+++ Data for the task
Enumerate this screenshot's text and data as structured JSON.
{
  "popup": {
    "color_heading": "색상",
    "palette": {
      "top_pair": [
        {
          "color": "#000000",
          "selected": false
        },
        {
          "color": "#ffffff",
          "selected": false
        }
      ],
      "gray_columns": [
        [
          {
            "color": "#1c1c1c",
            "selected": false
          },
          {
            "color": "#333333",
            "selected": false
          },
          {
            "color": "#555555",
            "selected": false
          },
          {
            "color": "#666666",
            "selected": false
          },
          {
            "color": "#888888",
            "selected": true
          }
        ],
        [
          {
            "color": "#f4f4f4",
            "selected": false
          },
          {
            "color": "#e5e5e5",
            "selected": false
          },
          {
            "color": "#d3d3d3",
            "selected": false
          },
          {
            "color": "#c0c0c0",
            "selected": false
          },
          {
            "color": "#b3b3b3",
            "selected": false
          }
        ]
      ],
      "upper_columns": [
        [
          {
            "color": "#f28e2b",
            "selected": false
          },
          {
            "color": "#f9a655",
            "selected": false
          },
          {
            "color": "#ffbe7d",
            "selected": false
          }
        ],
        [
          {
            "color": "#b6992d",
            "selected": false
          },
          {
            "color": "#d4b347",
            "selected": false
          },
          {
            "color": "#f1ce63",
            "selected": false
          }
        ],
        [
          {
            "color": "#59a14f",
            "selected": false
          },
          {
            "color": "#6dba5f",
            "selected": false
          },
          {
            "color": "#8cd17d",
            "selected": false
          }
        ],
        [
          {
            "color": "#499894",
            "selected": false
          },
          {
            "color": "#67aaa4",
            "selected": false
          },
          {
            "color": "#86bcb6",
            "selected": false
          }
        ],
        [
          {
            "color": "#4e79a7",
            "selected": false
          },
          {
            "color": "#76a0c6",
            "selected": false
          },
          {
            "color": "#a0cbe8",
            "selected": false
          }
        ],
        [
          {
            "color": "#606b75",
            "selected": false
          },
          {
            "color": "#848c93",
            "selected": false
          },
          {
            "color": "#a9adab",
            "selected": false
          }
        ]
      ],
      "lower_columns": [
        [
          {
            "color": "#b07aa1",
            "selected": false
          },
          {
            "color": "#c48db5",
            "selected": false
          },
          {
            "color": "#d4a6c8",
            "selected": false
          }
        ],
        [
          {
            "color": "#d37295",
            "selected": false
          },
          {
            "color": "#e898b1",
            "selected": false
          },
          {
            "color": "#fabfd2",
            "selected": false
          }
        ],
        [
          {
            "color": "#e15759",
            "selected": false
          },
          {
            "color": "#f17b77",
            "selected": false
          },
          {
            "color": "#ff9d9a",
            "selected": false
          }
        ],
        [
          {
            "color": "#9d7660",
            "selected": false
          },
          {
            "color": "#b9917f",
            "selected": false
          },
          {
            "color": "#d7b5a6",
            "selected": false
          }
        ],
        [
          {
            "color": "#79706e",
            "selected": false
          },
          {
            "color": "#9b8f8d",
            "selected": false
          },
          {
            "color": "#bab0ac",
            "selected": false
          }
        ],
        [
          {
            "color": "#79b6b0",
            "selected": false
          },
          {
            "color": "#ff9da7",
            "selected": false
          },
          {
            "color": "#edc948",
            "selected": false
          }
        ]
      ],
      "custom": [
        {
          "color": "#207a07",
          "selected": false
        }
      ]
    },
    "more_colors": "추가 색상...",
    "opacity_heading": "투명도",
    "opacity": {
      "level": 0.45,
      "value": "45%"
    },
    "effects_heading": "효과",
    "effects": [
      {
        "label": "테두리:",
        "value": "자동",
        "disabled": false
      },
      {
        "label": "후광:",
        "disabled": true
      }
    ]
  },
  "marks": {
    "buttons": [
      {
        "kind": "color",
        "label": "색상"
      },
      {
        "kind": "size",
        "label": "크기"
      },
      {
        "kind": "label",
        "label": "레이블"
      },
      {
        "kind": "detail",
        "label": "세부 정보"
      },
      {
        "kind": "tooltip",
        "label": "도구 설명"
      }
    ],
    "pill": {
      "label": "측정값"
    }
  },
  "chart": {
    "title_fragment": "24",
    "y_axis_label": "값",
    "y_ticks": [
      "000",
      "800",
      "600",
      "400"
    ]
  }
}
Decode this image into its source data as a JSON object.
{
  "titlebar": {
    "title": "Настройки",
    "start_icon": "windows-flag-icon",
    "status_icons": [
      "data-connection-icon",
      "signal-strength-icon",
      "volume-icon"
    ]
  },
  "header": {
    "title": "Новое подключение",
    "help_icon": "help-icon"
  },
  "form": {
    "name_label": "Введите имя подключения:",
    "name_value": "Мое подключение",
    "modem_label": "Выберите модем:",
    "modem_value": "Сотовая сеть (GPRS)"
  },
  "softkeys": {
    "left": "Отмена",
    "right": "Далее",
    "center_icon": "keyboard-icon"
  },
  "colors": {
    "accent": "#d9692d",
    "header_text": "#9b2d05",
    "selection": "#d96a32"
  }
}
++++++
» **The task**: Without changing a word, restate the whole listing.

» **Result**:
Enumerate this screenshot's text and data as structured JSON.
{
  "popup": {
    "color_heading": "색상",
    "palette": {
      "top_pair": [
        {
          "color": "#000000",
          "selected": false
        },
        {
          "color": "#ffffff",
          "selected": false
        }
      ],
      "gray_columns": [
        [
          {
            "color": "#1c1c1c",
            "selected": false
          },
          {
            "color": "#333333",
            "selected": false
          },
          {
            "color": "#555555",
            "selected": false
          },
          {
            "color": "#666666",
            "selected": false
          },
          {
            "color": "#888888",
            "selected": true
          }
        ],
        [
          {
            "color": "#f4f4f4",
            "selected": false
          },
          {
            "color": "#e5e5e5",
            "selected": false
          },
          {
            "color": "#d3d3d3",
            "selected": false
          },
          {
            "color": "#c0c0c0",
            "selected": false
          },
          {
            "color": "#b3b3b3",
            "selected": false
          }
        ]
      ],
      "upper_columns": [
        [
          {
            "color": "#f28e2b",
            "selected": false
          },
          {
            "color": "#f9a655",
            "selected": false
          },
          {
            "color": "#ffbe7d",
            "selected": false
          }
        ],
        [
          {
            "color": "#b6992d",
            "selected": false
          },
          {
            "color": "#d4b347",
            "selected": false
          },
          {
            "color": "#f1ce63",
            "selected": false
          }
        ],
        [
          {
            "color": "#59a14f",
            "selected": false
          },
          {
            "color": "#6dba5f",
            "selected": false
          },
          {
            "color": "#8cd17d",
            "selected": false
          }
        ],
        [
          {
            "color": "#499894",
            "selected": false
          },
          {
            "color": "#67aaa4",
            "selected": false
          },
          {
            "color": "#86bcb6",
            "selected": false
          }
        ],
        [
          {
            "color": "#4e79a7",
            "selected": false
          },
          {
            "color": "#76a0c6",
            "selected": false
          },
          {
            "color": "#a0cbe8",
            "selected": false
          }
        ],
        [
          {
            "color": "#606b75",
            "selected": false
          },
          {
            "color": "#848c93",
            "selected": false
          },
          {
            "color": "#a9adab",
            "selected": false
          }
        ]
      ],
      "lower_columns": [
        [
          {
            "color": "#b07aa1",
            "selected": false
          },
          {
            "color": "#c48db5",
            "selected": false
          },
          {
            "color": "#d4a6c8",
            "selected": false
          }
        ],
        [
          {
            "color": "#d37295",
            "selected": false
          },
          {
            "color": "#e898b1",
            "selected": false
          },
          {
            "color": "#fabfd2",
            "selected": false
          }
        ],
        [
          {
            "color": "#e15759",
            "selected": false
          },
          {
            "color": "#f17b77",
            "selected": false
          },
          {
            "color": "#ff9d9a",
            "selected": false
          }
        ],
        [
          {
            "color": "#9d7660",
            "selected": false
          },
          {
            "color": "#b9917f",
            "selected": false
          },
          {
            "color": "#d7b5a6",
            "selected": false
          }
        ],
        [
          {
            "color": "#79706e",
            "selected": false
          },
          {
            "color": "#9b8f8d",
            "selected": false
          },
          {
            "color": "#bab0ac",
            "selected": false
          }
        ],
        [
          {
            "color": "#79b6b0",
            "selected": false
          },
          {
            "color": "#ff9da7",
            "selected": false
          },
          {
            "color": "#edc948",
            "selected": false
          }
        ]
      ],
      "custom": [
        {
          "color": "#207a07",
          "selected": false
        }
      ]
    },
    "more_colors": "추가 색상...",
    "opacity_heading": "투명도",
    "opacity": {
      "level": 0.45,
      "value": "45%"
    },
    "effects_heading": "효과",
    "effects": [
      {
        "label": "테두리:",
        "value": "자동",
        "disabled": false
      },
      {
        "label": "후광:",
        "disabled": true
      }
    ]
  },
  "marks": {
    "buttons": [
      {
        "kind": "color",
        "label": "색상"
      },
      {
        "kind": "size",
        "label": "크기"
      },
      {
        "kind": "label",
        "label": "레이블"
      },
      {
        "kind": "detail",
        "label": "세부 정보"
      },
      {
        "kind": "tooltip",
        "label": "도구 설명"
      }
    ],
    "pill": {
      "label": "측정값"
    }
  },
  "chart": {
    "title_fragment": "24",
    "y_axis_label": "값",
    "y_ticks": [
      "000",
      "800",
      "600",
      "400"
    ]
  }
}
Decode this image into its source data as a JSON object.
{
  "titlebar": {
    "title": "Настройки",
    "start_icon": "windows-flag-icon",
    "status_icons": [
      "data-connection-icon",
      "signal-strength-icon",
      "volume-icon"
    ]
  },
  "header": {
    "title": "Новое подключение",
    "help_icon": "help-icon"
  },
  "form": {
    "name_label": "Введите имя подключения:",
    "name_value": "Мое подключение",
    "modem_label": "Выберите модем:",
    "modem_value": "Сотовая сеть (GPRS)"
  },
  "softkeys": {
    "left": "Отмена",
    "right": "Далее",
    "center_icon": "keyboard-icon"
  },
  "colors": {
    "accent": "#d9692d",
    "header_text": "#9b2d05",
    "selection": "#d96a32"
  }
}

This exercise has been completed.